WHAT IS REQUIRED
Every record must be copied exactly.

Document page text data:
Start of Block
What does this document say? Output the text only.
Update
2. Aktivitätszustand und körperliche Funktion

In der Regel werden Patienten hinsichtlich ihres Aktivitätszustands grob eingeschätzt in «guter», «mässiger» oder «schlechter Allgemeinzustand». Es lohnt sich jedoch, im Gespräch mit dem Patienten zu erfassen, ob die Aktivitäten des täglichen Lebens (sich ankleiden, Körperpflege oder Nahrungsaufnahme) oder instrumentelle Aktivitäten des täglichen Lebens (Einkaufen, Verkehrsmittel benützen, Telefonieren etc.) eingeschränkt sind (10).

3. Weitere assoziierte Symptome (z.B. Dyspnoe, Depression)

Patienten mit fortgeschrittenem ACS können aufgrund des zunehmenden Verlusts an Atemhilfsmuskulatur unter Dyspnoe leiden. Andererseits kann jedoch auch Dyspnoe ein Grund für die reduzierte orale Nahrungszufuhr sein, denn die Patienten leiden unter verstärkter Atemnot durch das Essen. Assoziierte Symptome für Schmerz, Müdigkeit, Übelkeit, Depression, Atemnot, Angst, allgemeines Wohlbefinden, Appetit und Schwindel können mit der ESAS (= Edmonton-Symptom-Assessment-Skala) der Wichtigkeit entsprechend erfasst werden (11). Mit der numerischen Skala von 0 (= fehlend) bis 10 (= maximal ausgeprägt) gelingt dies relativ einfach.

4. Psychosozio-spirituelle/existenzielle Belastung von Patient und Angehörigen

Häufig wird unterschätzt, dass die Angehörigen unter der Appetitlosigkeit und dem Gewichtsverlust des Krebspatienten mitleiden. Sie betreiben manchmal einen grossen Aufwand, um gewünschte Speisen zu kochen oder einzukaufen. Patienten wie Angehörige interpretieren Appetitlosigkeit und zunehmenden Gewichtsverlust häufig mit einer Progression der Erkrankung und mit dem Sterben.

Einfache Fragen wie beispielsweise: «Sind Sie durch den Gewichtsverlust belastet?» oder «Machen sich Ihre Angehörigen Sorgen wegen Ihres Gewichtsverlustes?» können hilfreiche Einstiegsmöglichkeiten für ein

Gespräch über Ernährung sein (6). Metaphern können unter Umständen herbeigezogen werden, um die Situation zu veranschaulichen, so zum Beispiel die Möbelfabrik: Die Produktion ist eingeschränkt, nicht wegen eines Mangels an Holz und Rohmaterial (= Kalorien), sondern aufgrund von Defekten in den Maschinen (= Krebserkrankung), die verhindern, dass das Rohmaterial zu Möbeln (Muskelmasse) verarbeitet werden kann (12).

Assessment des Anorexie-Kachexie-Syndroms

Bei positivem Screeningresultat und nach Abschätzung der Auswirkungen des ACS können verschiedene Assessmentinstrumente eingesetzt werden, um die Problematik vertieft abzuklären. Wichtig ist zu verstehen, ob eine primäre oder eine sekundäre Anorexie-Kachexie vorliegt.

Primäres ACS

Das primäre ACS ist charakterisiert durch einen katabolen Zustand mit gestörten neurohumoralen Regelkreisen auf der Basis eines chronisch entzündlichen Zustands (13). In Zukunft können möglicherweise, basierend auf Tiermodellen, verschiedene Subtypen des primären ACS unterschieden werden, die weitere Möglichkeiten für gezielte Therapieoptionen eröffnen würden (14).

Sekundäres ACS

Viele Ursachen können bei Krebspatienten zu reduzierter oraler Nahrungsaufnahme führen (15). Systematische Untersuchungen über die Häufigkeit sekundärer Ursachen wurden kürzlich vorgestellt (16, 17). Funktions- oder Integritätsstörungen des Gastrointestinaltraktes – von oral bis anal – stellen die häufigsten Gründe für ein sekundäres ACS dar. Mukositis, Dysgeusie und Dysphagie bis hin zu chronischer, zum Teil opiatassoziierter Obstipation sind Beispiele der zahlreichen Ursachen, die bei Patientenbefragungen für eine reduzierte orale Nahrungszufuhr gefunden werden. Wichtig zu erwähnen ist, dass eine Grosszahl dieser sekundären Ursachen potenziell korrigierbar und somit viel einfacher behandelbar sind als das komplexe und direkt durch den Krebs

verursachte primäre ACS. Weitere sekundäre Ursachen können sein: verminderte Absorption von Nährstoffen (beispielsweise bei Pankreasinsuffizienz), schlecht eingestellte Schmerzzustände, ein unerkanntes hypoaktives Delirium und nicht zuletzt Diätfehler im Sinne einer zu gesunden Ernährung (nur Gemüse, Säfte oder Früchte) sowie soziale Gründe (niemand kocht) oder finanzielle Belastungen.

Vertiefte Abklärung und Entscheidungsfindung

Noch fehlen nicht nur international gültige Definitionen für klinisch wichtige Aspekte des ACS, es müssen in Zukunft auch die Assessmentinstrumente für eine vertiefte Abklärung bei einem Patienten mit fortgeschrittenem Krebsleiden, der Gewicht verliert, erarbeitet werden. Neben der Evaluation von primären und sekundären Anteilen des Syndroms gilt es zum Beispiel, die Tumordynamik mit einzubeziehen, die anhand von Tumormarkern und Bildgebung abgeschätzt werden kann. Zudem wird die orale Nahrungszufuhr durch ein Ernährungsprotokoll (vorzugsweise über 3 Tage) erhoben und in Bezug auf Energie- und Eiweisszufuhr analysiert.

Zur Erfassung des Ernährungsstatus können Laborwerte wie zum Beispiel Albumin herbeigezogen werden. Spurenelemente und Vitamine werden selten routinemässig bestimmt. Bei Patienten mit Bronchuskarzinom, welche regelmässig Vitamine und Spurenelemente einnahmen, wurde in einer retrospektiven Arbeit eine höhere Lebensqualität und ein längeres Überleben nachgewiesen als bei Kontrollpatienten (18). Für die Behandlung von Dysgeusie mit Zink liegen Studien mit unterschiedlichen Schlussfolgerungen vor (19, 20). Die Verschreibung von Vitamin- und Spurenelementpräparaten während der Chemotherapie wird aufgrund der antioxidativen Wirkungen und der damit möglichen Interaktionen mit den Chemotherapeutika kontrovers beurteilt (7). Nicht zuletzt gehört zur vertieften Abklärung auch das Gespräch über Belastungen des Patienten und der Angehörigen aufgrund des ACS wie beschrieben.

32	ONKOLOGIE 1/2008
End of Block
RESPONSE
What does this document say? Output the text only.
Update
2. Aktivitätszustand und körperliche Funktion

In der Regel werden Patienten hinsichtlich ihres Aktivitätszustands grob eingeschätzt in «guter», «mässiger» oder «schlechter Allgemeinzustand». Es lohnt sich jedoch, im Gespräch mit dem Patienten zu erfassen, ob die Aktivitäten des täglichen Lebens (sich ankleiden, Körperpflege oder Nahrungsaufnahme) oder instrumentelle Aktivitäten des täglichen Lebens (Einkaufen, Verkehrsmittel benützen, Telefonieren etc.) eingeschränkt sind (10).

3. Weitere assoziierte Symptome (z.B. Dyspnoe, Depression)

Patienten mit fortgeschrittenem ACS können aufgrund des zunehmenden Verlusts an Atemhilfsmuskulatur unter Dyspnoe leiden. Andererseits kann jedoch auch Dyspnoe ein Grund für die reduzierte orale Nahrungszufuhr sein, denn die Patienten leiden unter verstärkter Atemnot durch das Essen. Assoziierte Symptome für Schmerz, Müdigkeit, Übelkeit, Depression, Atemnot, Angst, allgemeines Wohlbefinden, Appetit und Schwindel können mit der ESAS (= Edmonton-Symptom-Assessment-Skala) der Wichtigkeit entsprechend erfasst werden (11). Mit der numerischen Skala von 0 (= fehlend) bis 10 (= maximal ausgeprägt) gelingt dies relativ einfach.

4. Psychosozio-spirituelle/existenzielle Belastung von Patient und Angehörigen

Häufig wird unterschätzt, dass die Angehörigen unter der Appetitlosigkeit und dem Gewichtsverlust des Krebspatienten mitleiden. Sie betreiben manchmal einen grossen Aufwand, um gewünschte Speisen zu kochen oder einzukaufen. Patienten wie Angehörige interpretieren Appetitlosigkeit und zunehmenden Gewichtsverlust häufig mit einer Progression der Erkrankung und mit dem Sterben.

Einfache Fragen wie beispielsweise: «Sind Sie durch den Gewichtsverlust belastet?» oder «Machen sich Ihre Angehörigen Sorgen wegen Ihres Gewichtsverlustes?» können hilfreiche Einstiegsmöglichkeiten für ein

Gespräch über Ernährung sein (6). Metaphern können unter Umständen herbeigezogen werden, um die Situation zu veranschaulichen, so zum Beispiel die Möbelfabrik: Die Produktion ist eingeschränkt, nicht wegen eines Mangels an Holz und Rohmaterial (= Kalorien), sondern aufgrund von Defekten in den Maschinen (= Krebserkrankung), die verhindern, dass das Rohmaterial zu Möbeln (Muskelmasse) verarbeitet werden kann (12).

Assessment des Anorexie-Kachexie-Syndroms

Bei positivem Screeningresultat und nach Abschätzung der Auswirkungen des ACS können verschiedene Assessmentinstrumente eingesetzt werden, um die Problematik vertieft abzuklären. Wichtig ist zu verstehen, ob eine primäre oder eine sekundäre Anorexie-Kachexie vorliegt.

Primäres ACS

Das primäre ACS ist charakterisiert durch einen katabolen Zustand mit gestörten neurohumoralen Regelkreisen auf der Basis eines chronisch entzündlichen Zustands (13). In Zukunft können möglicherweise, basierend auf Tiermodellen, verschiedene Subtypen des primären ACS unterschieden werden, die weitere Möglichkeiten für gezielte Therapieoptionen eröffnen würden (14).

Sekundäres ACS

Viele Ursachen können bei Krebspatienten zu reduzierter oraler Nahrungsaufnahme führen (15). Systematische Untersuchungen über die Häufigkeit sekundärer Ursachen wurden kürzlich vorgestellt (16, 17). Funktions- oder Integritätsstörungen des Gastrointestinaltraktes – von oral bis anal – stellen die häufigsten Gründe für ein sekundäres ACS dar. Mukositis, Dysgeusie und Dysphagie bis hin zu chronischer, zum Teil opiatassoziierter Obstipation sind Beispiele der zahlreichen Ursachen, die bei Patientenbefragungen für eine reduzierte orale Nahrungszufuhr gefunden werden. Wichtig zu erwähnen ist, dass eine Grosszahl dieser sekundären Ursachen potenziell korrigierbar und somit viel einfacher behandelbar sind als das komplexe und direkt durch den Krebs

verursachte primäre ACS. Weitere sekundäre Ursachen können sein: verminderte Absorption von Nährstoffen (beispielsweise bei Pankreasinsuffizienz), schlecht eingestellte Schmerzzustände, ein unerkanntes hypoaktives Delirium und nicht zuletzt Diätfehler im Sinne einer zu gesunden Ernährung (nur Gemüse, Säfte oder Früchte) sowie soziale Gründe (niemand kocht) oder finanzielle Belastungen.

Vertiefte Abklärung und Entscheidungsfindung

Noch fehlen nicht nur international gültige Definitionen für klinisch wichtige Aspekte des ACS, es müssen in Zukunft auch die Assessmentinstrumente für eine vertiefte Abklärung bei einem Patienten mit fortgeschrittenem Krebsleiden, der Gewicht verliert, erarbeitet werden. Neben der Evaluation von primären und sekundären Anteilen des Syndroms gilt es zum Beispiel, die Tumordynamik mit einzubeziehen, die anhand von Tumormarkern und Bildgebung abgeschätzt werden kann. Zudem wird die orale Nahrungszufuhr durch ein Ernährungsprotokoll (vorzugsweise über 3 Tage) erhoben und in Bezug auf Energie- und Eiweisszufuhr analysiert.

Zur Erfassung des Ernährungsstatus können Laborwerte wie zum Beispiel Albumin herbeigezogen werden. Spurenelemente und Vitamine werden selten routinemässig bestimmt. Bei Patienten mit Bronchuskarzinom, welche regelmässig Vitamine und Spurenelemente einnahmen, wurde in einer retrospektiven Arbeit eine höhere Lebensqualität und ein längeres Überleben nachgewiesen als bei Kontrollpatienten (18). Für die Behandlung von Dysgeusie mit Zink liegen Studien mit unterschiedlichen Schlussfolgerungen vor (19, 20). Die Verschreibung von Vitamin- und Spurenelementpräparaten während der Chemotherapie wird aufgrund der antioxidativen Wirkungen und der damit möglichen Interaktionen mit den Chemotherapeutika kontrovers beurteilt (7). Nicht zuletzt gehört zur vertieften Abklärung auch das Gespräch über Belastungen des Patienten und der Angehörigen aufgrund des ACS wie beschrieben.

32	ONKOLOGIE 1/2008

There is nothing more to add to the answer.